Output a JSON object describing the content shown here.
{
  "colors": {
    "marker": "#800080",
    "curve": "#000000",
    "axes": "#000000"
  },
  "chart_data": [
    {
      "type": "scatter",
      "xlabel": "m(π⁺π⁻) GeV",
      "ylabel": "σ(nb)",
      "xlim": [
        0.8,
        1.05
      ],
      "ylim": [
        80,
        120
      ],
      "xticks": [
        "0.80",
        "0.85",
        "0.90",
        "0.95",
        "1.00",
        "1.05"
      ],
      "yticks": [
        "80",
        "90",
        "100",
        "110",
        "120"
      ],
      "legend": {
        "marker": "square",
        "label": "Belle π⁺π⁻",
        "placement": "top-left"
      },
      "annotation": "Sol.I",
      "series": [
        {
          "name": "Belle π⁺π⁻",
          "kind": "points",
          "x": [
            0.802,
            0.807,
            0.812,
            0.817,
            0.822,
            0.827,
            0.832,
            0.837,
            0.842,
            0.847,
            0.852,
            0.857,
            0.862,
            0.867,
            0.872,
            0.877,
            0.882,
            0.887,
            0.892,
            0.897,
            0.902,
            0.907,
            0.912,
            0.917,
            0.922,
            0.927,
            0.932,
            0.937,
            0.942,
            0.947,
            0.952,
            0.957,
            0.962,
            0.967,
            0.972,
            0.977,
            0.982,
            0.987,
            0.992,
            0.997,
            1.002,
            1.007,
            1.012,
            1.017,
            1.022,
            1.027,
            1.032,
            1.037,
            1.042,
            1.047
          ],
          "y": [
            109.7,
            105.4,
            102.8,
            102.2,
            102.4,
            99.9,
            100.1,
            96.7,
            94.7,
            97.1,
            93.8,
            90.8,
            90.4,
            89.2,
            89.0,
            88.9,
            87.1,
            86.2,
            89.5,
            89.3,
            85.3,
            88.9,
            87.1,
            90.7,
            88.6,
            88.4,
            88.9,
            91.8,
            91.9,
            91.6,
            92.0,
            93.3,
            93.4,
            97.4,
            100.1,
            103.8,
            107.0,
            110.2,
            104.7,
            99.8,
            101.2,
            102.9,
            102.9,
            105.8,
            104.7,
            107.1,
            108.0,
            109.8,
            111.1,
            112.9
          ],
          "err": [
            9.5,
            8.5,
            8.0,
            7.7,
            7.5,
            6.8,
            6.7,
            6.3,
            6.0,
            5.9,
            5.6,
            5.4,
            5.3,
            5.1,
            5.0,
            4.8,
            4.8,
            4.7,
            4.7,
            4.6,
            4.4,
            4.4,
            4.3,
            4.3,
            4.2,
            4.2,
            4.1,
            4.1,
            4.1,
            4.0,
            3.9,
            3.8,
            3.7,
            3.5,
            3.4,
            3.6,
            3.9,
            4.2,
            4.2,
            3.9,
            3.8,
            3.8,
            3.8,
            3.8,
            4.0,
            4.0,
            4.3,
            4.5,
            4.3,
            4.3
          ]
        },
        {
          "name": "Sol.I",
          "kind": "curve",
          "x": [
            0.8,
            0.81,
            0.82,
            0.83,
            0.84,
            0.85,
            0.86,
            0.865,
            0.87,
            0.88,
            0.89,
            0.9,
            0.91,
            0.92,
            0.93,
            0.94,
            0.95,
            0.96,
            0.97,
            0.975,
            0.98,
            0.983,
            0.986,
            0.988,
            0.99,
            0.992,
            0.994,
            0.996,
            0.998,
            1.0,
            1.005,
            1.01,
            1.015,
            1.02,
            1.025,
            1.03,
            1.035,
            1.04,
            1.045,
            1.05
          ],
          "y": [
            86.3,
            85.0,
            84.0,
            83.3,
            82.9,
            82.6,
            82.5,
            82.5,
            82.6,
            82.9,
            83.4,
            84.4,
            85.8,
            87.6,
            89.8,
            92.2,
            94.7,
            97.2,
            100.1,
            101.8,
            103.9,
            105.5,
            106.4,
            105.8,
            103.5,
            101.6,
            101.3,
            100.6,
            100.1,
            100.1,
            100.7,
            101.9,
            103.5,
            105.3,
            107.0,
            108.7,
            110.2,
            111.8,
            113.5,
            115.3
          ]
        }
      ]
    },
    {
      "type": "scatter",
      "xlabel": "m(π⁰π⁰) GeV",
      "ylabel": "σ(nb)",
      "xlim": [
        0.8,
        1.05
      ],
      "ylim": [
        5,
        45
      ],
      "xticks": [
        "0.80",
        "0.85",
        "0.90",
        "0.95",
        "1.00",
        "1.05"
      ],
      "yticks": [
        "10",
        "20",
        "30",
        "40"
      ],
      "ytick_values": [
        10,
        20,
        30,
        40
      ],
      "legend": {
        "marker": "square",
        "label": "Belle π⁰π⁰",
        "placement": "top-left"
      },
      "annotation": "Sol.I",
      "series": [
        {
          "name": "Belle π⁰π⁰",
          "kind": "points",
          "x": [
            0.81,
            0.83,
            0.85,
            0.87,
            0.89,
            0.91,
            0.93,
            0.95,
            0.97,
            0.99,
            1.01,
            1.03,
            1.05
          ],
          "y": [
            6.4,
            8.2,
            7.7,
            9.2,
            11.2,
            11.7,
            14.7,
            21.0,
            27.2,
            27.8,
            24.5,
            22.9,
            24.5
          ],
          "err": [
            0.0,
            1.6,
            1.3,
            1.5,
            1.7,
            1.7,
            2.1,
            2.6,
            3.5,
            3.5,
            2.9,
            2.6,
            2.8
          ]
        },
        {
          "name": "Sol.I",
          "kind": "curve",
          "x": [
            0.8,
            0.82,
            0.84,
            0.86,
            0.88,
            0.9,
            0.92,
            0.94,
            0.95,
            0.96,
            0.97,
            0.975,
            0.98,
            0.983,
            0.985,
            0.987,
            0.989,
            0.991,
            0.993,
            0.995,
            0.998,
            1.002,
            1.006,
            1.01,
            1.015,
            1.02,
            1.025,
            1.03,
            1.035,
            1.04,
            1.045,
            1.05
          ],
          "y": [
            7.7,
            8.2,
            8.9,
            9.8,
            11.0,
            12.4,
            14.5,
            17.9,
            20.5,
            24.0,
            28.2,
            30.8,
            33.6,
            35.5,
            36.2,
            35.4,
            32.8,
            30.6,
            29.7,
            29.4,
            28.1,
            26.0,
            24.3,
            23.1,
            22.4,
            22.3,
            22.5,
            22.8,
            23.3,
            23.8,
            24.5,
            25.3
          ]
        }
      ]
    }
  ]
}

+ + + + + + +

» REQUIREMENTS: List every line above that holds the word "name".

» FULL SOLUTION:
          "name": "Belle π⁺π⁻",
          "name": "Sol.I",
          "name": "Belle π⁰π⁰",
          "name": "Sol.I",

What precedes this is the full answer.